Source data
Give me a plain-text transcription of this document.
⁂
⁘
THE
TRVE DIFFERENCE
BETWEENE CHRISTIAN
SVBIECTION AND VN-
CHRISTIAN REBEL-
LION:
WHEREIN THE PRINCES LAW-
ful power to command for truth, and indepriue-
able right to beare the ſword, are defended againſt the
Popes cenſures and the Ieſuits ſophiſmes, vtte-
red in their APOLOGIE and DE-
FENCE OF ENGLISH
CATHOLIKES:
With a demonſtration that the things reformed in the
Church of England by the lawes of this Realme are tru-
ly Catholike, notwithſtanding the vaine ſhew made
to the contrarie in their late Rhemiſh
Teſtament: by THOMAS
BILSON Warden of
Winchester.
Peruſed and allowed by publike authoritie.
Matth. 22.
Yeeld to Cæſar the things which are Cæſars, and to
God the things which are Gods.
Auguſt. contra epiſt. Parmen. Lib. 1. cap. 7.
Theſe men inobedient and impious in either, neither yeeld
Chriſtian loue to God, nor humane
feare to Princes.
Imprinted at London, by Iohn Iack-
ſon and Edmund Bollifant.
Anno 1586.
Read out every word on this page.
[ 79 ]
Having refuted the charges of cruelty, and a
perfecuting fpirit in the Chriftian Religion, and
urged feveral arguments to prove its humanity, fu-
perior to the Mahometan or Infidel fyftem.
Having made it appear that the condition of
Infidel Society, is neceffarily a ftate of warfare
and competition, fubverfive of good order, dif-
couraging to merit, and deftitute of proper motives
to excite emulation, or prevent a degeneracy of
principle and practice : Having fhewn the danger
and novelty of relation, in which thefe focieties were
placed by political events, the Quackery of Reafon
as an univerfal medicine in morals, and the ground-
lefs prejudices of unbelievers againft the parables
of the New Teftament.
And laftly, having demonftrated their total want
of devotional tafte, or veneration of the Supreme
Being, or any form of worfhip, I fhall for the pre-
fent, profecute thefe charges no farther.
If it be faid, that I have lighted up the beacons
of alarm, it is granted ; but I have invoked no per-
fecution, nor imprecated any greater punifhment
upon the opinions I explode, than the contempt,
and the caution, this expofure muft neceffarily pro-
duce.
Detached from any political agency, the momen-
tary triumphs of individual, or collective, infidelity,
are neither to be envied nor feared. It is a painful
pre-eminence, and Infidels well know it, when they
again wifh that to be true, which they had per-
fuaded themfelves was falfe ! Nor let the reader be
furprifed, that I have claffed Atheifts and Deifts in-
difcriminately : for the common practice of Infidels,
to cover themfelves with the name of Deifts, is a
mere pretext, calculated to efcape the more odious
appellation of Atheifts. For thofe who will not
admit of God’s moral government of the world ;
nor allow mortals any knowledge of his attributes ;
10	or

TASK PROMPT. Faithfully copy every entry, leaving nothing out.

TASK OUTPUT.
Give me a plain-text transcription of this document.
⁂
⁘
THE
TRVE DIFFERENCE
BETWEENE CHRISTIAN
SVBIECTION AND VN-
CHRISTIAN REBEL-
LION:
WHEREIN THE PRINCES LAW-
ful power to command for truth, and indepriue-
able right to beare the ſword, are defended againſt the
Popes cenſures and the Ieſuits ſophiſmes, vtte-
red in their APOLOGIE and DE-
FENCE OF ENGLISH
CATHOLIKES:
With a demonſtration that the things reformed in the
Church of England by the lawes of this Realme are tru-
ly Catholike, notwithſtanding the vaine ſhew made
to the contrarie in their late Rhemiſh
Teſtament: by THOMAS
BILSON Warden of
Winchester.
Peruſed and allowed by publike authoritie.
Matth. 22.
Yeeld to Cæſar the things which are Cæſars, and to
God the things which are Gods.
Auguſt. contra epiſt. Parmen. Lib. 1. cap. 7.
Theſe men inobedient and impious in either, neither yeeld
Chriſtian loue to God, nor humane
feare to Princes.
Imprinted at London, by Iohn Iack-
ſon and Edmund Bollifant.
Anno 1586.
Read out every word on this page.
[ 79 ]
Having refuted the charges of cruelty, and a
perfecuting fpirit in the Chriftian Religion, and
urged feveral arguments to prove its humanity, fu-
perior to the Mahometan or Infidel fyftem.
Having made it appear that the condition of
Infidel Society, is neceffarily a ftate of warfare
and competition, fubverfive of good order, dif-
couraging to merit, and deftitute of proper motives
to excite emulation, or prevent a degeneracy of
principle and practice : Having fhewn the danger
and novelty of relation, in which thefe focieties were
placed by political events, the Quackery of Reafon
as an univerfal medicine in morals, and the ground-
lefs prejudices of unbelievers againft the parables
of the New Teftament.
And laftly, having demonftrated their total want
of devotional tafte, or veneration of the Supreme
Being, or any form of worfhip, I fhall for the pre-
fent, profecute thefe charges no farther.
If it be faid, that I have lighted up the beacons
of alarm, it is granted ; but I have invoked no per-
fecution, nor imprecated any greater punifhment
upon the opinions I explode, than the contempt,
and the caution, this expofure muft neceffarily pro-
duce.
Detached from any political agency, the momen-
tary triumphs of individual, or collective, infidelity,
are neither to be envied nor feared. It is a painful
pre-eminence, and Infidels well know it, when they
again wifh that to be true, which they had per-
fuaded themfelves was falfe ! Nor let the reader be
furprifed, that I have claffed Atheifts and Deifts in-
difcriminately : for the common practice of Infidels,
to cover themfelves with the name of Deifts, is a
mere pretext, calculated to efcape the more odious
appellation of Atheifts. For thofe who will not
admit of God’s moral government of the world ;
nor allow mortals any knowledge of his attributes ;
10	or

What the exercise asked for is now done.